-------- RECORD LIST --------

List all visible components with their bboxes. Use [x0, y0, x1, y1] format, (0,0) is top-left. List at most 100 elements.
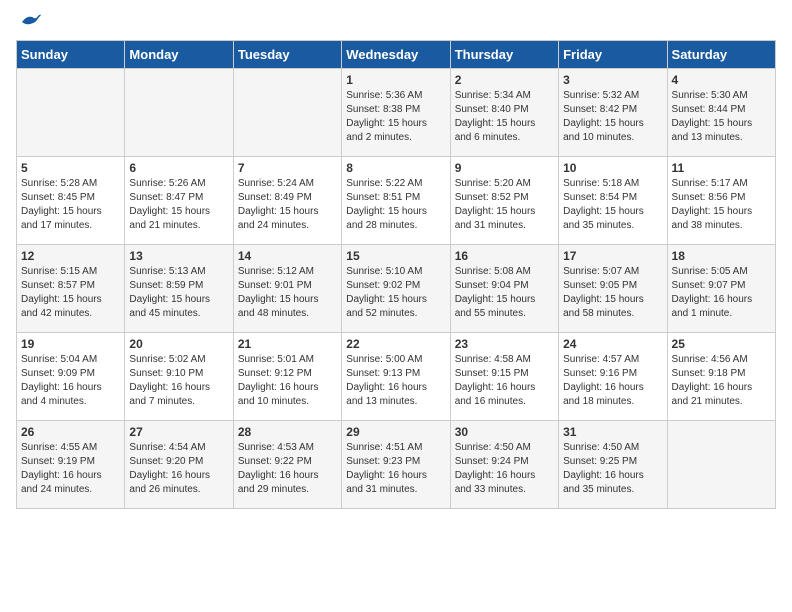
day-number: 20 — [129, 337, 228, 351]
day-info: Sunrise: 5:04 AM Sunset: 9:09 PM Dayligh… — [21, 353, 120, 409]
calendar-cell: 4 Sunrise: 5:30 AM Sunset: 8:44 PM Daylig… — [667, 69, 775, 157]
day-number: 24 — [563, 337, 662, 351]
day-info: Sunrise: 4:56 AM Sunset: 9:18 PM Dayligh… — [672, 353, 771, 409]
day-info: Sunrise: 5:34 AM Sunset: 8:40 PM Dayligh… — [455, 89, 554, 145]
day-info: Sunrise: 5:07 AM Sunset: 9:05 PM Dayligh… — [563, 265, 662, 321]
day-info: Sunrise: 5:15 AM Sunset: 8:57 PM Dayligh… — [21, 265, 120, 321]
day-number: 9 — [455, 161, 554, 175]
day-number: 16 — [455, 249, 554, 263]
calendar-cell — [17, 69, 125, 157]
calendar-cell: 2 Sunrise: 5:34 AM Sunset: 8:40 PM Daylig… — [450, 69, 558, 157]
calendar-table: SundayMondayTuesdayWednesdayThursdayFrid… — [16, 40, 776, 509]
calendar-cell: 5 Sunrise: 5:28 AM Sunset: 8:45 PM Daylig… — [17, 157, 125, 245]
day-info: Sunrise: 5:30 AM Sunset: 8:44 PM Dayligh… — [672, 89, 771, 145]
day-number: 5 — [21, 161, 120, 175]
calendar-cell: 25 Sunrise: 4:56 AM Sunset: 9:18 PM Dayli… — [667, 333, 775, 421]
day-info: Sunrise: 5:12 AM Sunset: 9:01 PM Dayligh… — [238, 265, 337, 321]
calendar-cell — [233, 69, 341, 157]
calendar-cell: 9 Sunrise: 5:20 AM Sunset: 8:52 PM Daylig… — [450, 157, 558, 245]
day-info: Sunrise: 5:18 AM Sunset: 8:54 PM Dayligh… — [563, 177, 662, 233]
day-info: Sunrise: 4:53 AM Sunset: 9:22 PM Dayligh… — [238, 441, 337, 497]
logo-bird-icon — [20, 12, 42, 32]
day-number: 10 — [563, 161, 662, 175]
day-number: 3 — [563, 73, 662, 87]
day-number: 21 — [238, 337, 337, 351]
day-info: Sunrise: 5:26 AM Sunset: 8:47 PM Dayligh… — [129, 177, 228, 233]
day-info: Sunrise: 5:17 AM Sunset: 8:56 PM Dayligh… — [672, 177, 771, 233]
calendar-cell: 11 Sunrise: 5:17 AM Sunset: 8:56 PM Dayli… — [667, 157, 775, 245]
day-number: 19 — [21, 337, 120, 351]
calendar-cell: 20 Sunrise: 5:02 AM Sunset: 9:10 PM Dayli… — [125, 333, 233, 421]
day-info: Sunrise: 5:13 AM Sunset: 8:59 PM Dayligh… — [129, 265, 228, 321]
day-info: Sunrise: 5:22 AM Sunset: 8:51 PM Dayligh… — [346, 177, 445, 233]
day-number: 28 — [238, 425, 337, 439]
calendar-cell: 14Sunrise: 5:12 AM Sunset: 9:01 PM Dayli… — [233, 245, 341, 333]
day-info: Sunrise: 4:57 AM Sunset: 9:16 PM Dayligh… — [563, 353, 662, 409]
page-header — [16, 16, 776, 32]
calendar-cell: 24 Sunrise: 4:57 AM Sunset: 9:16 PM Dayli… — [559, 333, 667, 421]
day-number: 4 — [672, 73, 771, 87]
calendar-cell: 26 Sunrise: 4:55 AM Sunset: 9:19 PM Dayli… — [17, 421, 125, 509]
day-info: Sunrise: 4:55 AM Sunset: 9:19 PM Dayligh… — [21, 441, 120, 497]
calendar-header: SundayMondayTuesdayWednesdayThursdayFrid… — [17, 41, 776, 69]
calendar-cell: 17 Sunrise: 5:07 AM Sunset: 9:05 PM Dayli… — [559, 245, 667, 333]
day-number: 12 — [21, 249, 120, 263]
day-number: 22 — [346, 337, 445, 351]
calendar-cell: 10 Sunrise: 5:18 AM Sunset: 8:54 PM Dayli… — [559, 157, 667, 245]
day-number: 6 — [129, 161, 228, 175]
day-number: 11 — [672, 161, 771, 175]
day-info: Sunrise: 5:32 AM Sunset: 8:42 PM Dayligh… — [563, 89, 662, 145]
calendar-cell: 18 Sunrise: 5:05 AM Sunset: 9:07 PM Dayli… — [667, 245, 775, 333]
calendar-cell: 7 Sunrise: 5:24 AM Sunset: 8:49 PM Daylig… — [233, 157, 341, 245]
weekday-header-wednesday: Wednesday — [342, 41, 450, 69]
calendar-week-row: 1Sunrise: 5:36 AM Sunset: 8:38 PM Daylig… — [17, 69, 776, 157]
day-info: Sunrise: 5:01 AM Sunset: 9:12 PM Dayligh… — [238, 353, 337, 409]
calendar-cell: 13 Sunrise: 5:13 AM Sunset: 8:59 PM Dayli… — [125, 245, 233, 333]
calendar-cell: 1Sunrise: 5:36 AM Sunset: 8:38 PM Daylig… — [342, 69, 450, 157]
calendar-week-row: 12 Sunrise: 5:15 AM Sunset: 8:57 PM Dayli… — [17, 245, 776, 333]
day-number: 13 — [129, 249, 228, 263]
calendar-cell: 22 Sunrise: 5:00 AM Sunset: 9:13 PM Dayli… — [342, 333, 450, 421]
day-number: 31 — [563, 425, 662, 439]
day-number: 26 — [21, 425, 120, 439]
weekday-header-sunday: Sunday — [17, 41, 125, 69]
calendar-cell: 31 Sunrise: 4:50 AM Sunset: 9:25 PM Dayli… — [559, 421, 667, 509]
day-info: Sunrise: 4:50 AM Sunset: 9:25 PM Dayligh… — [563, 441, 662, 497]
weekday-header-saturday: Saturday — [667, 41, 775, 69]
day-number: 7 — [238, 161, 337, 175]
calendar-cell: 19 Sunrise: 5:04 AM Sunset: 9:09 PM Dayli… — [17, 333, 125, 421]
calendar-cell: 21 Sunrise: 5:01 AM Sunset: 9:12 PM Dayli… — [233, 333, 341, 421]
day-number: 17 — [563, 249, 662, 263]
day-number: 18 — [672, 249, 771, 263]
weekday-header-monday: Monday — [125, 41, 233, 69]
weekday-header-tuesday: Tuesday — [233, 41, 341, 69]
weekday-header-friday: Friday — [559, 41, 667, 69]
calendar-cell: 29Sunrise: 4:51 AM Sunset: 9:23 PM Dayli… — [342, 421, 450, 509]
weekday-header-row: SundayMondayTuesdayWednesdayThursdayFrid… — [17, 41, 776, 69]
day-number: 2 — [455, 73, 554, 87]
day-info: Sunrise: 4:54 AM Sunset: 9:20 PM Dayligh… — [129, 441, 228, 497]
day-info: Sunrise: 5:28 AM Sunset: 8:45 PM Dayligh… — [21, 177, 120, 233]
day-info: Sunrise: 5:10 AM Sunset: 9:02 PM Dayligh… — [346, 265, 445, 321]
calendar-cell: 23Sunrise: 4:58 AM Sunset: 9:15 PM Dayli… — [450, 333, 558, 421]
day-info: Sunrise: 5:05 AM Sunset: 9:07 PM Dayligh… — [672, 265, 771, 321]
day-info: Sunrise: 4:58 AM Sunset: 9:15 PM Dayligh… — [455, 353, 554, 409]
calendar-cell: 6 Sunrise: 5:26 AM Sunset: 8:47 PM Daylig… — [125, 157, 233, 245]
calendar-body: 1Sunrise: 5:36 AM Sunset: 8:38 PM Daylig… — [17, 69, 776, 509]
day-number: 1 — [346, 73, 445, 87]
calendar-week-row: 19 Sunrise: 5:04 AM Sunset: 9:09 PM Dayli… — [17, 333, 776, 421]
calendar-cell: 28 Sunrise: 4:53 AM Sunset: 9:22 PM Dayli… — [233, 421, 341, 509]
day-info: Sunrise: 5:00 AM Sunset: 9:13 PM Dayligh… — [346, 353, 445, 409]
calendar-cell: 8Sunrise: 5:22 AM Sunset: 8:51 PM Daylig… — [342, 157, 450, 245]
calendar-cell — [125, 69, 233, 157]
day-info: Sunrise: 5:02 AM Sunset: 9:10 PM Dayligh… — [129, 353, 228, 409]
calendar-cell: 3 Sunrise: 5:32 AM Sunset: 8:42 PM Daylig… — [559, 69, 667, 157]
day-info: Sunrise: 5:08 AM Sunset: 9:04 PM Dayligh… — [455, 265, 554, 321]
day-info: Sunrise: 5:24 AM Sunset: 8:49 PM Dayligh… — [238, 177, 337, 233]
day-number: 27 — [129, 425, 228, 439]
calendar-week-row: 26 Sunrise: 4:55 AM Sunset: 9:19 PM Dayli… — [17, 421, 776, 509]
calendar-cell — [667, 421, 775, 509]
day-info: Sunrise: 5:20 AM Sunset: 8:52 PM Dayligh… — [455, 177, 554, 233]
day-number: 25 — [672, 337, 771, 351]
calendar-week-row: 5 Sunrise: 5:28 AM Sunset: 8:45 PM Daylig… — [17, 157, 776, 245]
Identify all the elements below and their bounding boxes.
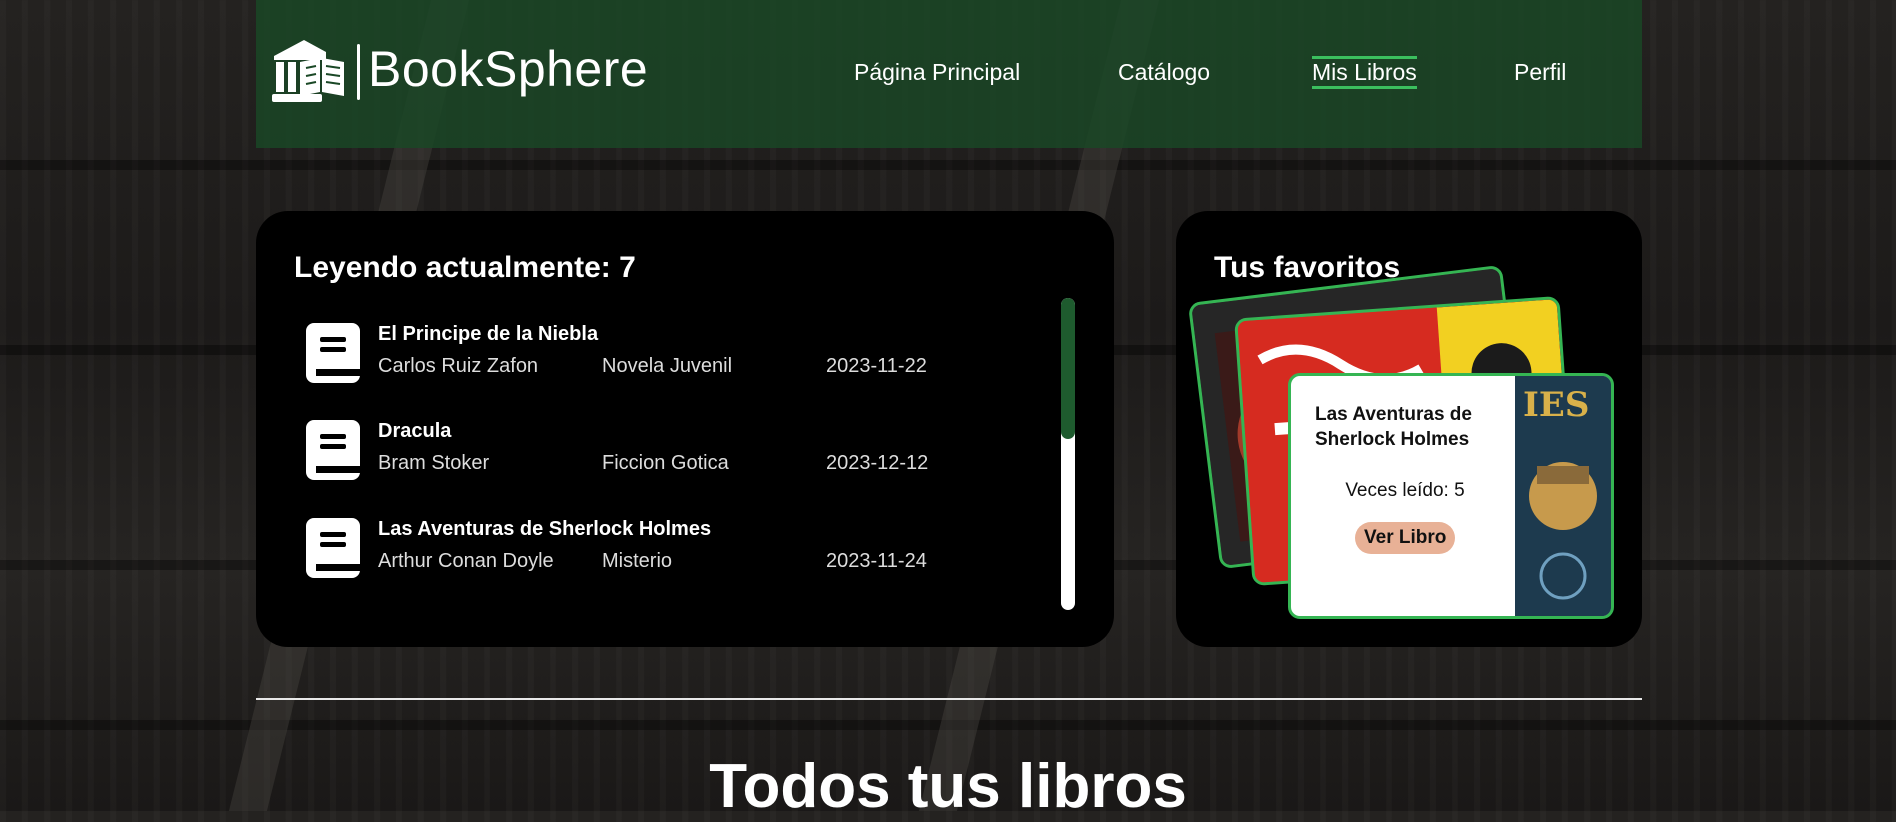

--------

EXERCISE DESCRIPTION: Keep only the lines of the material above that contain the string "SundayMondayTuesdayWednesdayThursdayFrid", and copy them out. Case counts, so uppercase and lowercase letters must match.

WRITTEN SOLUTION:
calendar-table: SundayMondayTuesdayWednesdayThursdayFrid… — [16, 40, 776, 509]
calendar-header: SundayMondayTuesdayWednesdayThursdayFrid… — [17, 41, 776, 69]
weekday-header-row: SundayMondayTuesdayWednesdayThursdayFrid… — [17, 41, 776, 69]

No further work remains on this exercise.